### What to do
Which lines hold the word "series"? Show each of them.

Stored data
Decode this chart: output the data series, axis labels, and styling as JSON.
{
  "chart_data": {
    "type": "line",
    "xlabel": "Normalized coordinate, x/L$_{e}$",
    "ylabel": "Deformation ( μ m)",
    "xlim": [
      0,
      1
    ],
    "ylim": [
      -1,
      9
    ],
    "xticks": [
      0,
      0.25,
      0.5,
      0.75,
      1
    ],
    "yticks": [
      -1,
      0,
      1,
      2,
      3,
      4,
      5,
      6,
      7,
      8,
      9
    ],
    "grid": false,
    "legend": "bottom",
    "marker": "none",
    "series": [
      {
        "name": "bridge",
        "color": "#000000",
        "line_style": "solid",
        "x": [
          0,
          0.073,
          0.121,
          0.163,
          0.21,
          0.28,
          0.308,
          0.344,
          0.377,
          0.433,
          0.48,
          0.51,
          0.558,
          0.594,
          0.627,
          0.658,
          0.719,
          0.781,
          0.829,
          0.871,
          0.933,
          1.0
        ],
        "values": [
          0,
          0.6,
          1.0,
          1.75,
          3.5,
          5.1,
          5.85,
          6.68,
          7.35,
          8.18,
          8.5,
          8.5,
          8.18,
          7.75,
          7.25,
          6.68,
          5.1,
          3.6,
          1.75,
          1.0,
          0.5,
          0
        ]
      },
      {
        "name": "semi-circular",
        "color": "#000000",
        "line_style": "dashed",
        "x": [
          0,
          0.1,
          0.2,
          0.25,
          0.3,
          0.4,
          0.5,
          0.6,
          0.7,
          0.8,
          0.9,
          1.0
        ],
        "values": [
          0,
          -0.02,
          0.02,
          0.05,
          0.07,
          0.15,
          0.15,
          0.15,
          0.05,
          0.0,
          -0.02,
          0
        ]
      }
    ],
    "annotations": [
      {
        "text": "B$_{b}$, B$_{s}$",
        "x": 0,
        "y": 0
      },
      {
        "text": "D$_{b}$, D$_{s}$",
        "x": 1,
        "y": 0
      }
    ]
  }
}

### Response below
Decode this chart: output the data series, axis labels, and styling as JSON.
    "series": [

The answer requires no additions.